INPUT ROWS ::
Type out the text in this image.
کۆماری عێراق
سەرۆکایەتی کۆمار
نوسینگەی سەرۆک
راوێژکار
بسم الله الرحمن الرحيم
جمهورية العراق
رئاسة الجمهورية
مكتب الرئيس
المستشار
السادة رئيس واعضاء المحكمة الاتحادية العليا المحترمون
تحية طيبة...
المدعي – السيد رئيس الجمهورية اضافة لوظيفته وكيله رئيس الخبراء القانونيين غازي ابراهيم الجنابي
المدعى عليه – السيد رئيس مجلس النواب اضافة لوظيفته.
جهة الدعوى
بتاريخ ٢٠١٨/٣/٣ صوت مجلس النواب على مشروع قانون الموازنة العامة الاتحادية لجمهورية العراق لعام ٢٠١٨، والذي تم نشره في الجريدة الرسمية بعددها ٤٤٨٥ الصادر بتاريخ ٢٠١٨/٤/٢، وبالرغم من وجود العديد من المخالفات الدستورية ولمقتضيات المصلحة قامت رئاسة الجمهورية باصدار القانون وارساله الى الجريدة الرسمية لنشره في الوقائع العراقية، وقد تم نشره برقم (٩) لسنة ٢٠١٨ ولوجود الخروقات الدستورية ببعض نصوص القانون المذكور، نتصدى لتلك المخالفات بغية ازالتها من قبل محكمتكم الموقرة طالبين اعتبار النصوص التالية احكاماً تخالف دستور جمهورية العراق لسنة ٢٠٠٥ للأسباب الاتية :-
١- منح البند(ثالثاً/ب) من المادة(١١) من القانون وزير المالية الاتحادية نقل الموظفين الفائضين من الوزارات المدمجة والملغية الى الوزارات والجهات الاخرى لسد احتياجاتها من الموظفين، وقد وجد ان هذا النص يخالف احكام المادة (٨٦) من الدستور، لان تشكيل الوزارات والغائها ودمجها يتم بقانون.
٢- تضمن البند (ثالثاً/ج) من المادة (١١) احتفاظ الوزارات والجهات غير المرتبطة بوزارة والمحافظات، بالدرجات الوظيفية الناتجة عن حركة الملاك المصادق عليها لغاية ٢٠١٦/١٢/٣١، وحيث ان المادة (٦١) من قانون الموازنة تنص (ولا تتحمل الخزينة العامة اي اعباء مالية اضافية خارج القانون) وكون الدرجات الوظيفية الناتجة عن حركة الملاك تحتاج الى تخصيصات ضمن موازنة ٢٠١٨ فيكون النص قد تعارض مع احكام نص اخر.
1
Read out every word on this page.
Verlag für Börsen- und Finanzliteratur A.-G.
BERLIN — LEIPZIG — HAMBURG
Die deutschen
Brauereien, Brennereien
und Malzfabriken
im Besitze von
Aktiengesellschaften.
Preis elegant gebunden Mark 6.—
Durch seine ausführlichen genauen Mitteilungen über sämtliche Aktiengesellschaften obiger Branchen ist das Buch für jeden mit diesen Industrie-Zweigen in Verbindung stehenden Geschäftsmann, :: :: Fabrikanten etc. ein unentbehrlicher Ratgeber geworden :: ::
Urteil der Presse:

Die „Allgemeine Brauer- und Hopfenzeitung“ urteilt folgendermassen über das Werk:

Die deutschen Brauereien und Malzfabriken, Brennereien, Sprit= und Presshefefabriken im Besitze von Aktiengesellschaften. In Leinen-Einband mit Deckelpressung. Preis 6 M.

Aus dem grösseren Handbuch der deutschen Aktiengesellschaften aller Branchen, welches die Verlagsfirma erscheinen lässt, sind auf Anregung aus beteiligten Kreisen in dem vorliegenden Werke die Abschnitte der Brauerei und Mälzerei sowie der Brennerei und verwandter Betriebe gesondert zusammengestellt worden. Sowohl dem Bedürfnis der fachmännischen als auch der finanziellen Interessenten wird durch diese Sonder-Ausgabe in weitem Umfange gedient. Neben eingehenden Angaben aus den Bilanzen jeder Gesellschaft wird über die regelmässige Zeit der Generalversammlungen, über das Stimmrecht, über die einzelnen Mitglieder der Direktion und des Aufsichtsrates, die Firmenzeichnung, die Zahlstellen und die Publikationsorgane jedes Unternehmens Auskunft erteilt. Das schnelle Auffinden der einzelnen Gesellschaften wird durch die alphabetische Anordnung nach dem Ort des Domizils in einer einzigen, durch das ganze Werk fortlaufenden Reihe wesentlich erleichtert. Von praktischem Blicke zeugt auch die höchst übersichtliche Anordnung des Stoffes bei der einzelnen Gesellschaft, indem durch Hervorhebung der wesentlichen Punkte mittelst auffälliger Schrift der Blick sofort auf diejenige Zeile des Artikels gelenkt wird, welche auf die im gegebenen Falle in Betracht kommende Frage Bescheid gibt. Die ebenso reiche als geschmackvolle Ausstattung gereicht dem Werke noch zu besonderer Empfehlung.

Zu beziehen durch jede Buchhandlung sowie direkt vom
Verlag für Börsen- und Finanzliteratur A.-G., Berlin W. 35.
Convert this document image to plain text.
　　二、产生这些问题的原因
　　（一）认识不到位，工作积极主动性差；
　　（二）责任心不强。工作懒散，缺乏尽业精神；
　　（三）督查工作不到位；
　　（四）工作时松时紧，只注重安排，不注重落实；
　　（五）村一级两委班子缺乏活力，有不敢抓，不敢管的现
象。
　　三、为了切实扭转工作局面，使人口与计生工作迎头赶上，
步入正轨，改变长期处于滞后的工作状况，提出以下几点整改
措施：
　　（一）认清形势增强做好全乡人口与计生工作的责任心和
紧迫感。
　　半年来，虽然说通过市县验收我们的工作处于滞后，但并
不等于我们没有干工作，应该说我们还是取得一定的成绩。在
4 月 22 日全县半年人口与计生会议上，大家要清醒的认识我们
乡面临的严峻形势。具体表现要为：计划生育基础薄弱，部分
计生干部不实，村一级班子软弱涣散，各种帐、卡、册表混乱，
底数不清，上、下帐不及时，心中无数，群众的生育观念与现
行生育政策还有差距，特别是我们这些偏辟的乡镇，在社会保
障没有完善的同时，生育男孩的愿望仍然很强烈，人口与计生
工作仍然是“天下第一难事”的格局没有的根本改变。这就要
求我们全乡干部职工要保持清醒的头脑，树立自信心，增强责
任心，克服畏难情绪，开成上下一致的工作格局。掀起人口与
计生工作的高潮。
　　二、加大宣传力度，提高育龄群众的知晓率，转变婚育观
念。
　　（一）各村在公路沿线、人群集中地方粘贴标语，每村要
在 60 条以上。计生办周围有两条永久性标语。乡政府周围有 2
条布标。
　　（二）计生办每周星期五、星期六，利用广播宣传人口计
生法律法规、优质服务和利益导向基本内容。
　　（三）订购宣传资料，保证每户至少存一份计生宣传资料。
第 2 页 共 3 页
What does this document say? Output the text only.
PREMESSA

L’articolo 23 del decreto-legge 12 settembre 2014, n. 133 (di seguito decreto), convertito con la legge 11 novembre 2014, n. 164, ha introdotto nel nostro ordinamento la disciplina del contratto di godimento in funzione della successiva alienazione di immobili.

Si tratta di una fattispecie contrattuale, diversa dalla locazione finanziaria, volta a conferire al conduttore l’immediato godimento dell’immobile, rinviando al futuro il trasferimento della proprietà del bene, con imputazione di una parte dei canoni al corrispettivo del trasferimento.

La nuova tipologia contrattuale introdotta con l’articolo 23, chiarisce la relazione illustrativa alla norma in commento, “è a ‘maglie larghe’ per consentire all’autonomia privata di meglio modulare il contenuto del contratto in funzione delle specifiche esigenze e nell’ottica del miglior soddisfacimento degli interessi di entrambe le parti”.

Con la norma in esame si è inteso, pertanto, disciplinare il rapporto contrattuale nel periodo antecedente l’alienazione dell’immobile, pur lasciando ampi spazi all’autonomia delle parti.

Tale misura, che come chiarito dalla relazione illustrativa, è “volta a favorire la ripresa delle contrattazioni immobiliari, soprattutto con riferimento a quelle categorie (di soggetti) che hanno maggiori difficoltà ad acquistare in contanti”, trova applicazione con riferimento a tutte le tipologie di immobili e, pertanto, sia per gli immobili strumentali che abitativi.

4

EXERCISE TASK :: Pull out every line in the data above that has the word "Malzfabriken".

SOLUTION TO THIS EXERCISE ::
und Malzfabriken
Die deutschen Brauereien und Malzfabriken, Brennereien, Sprit= und Presshefefabriken im Besitze von Aktiengesellschaften. In Leinen-Einband mit Deckelpressung. Preis 6 M.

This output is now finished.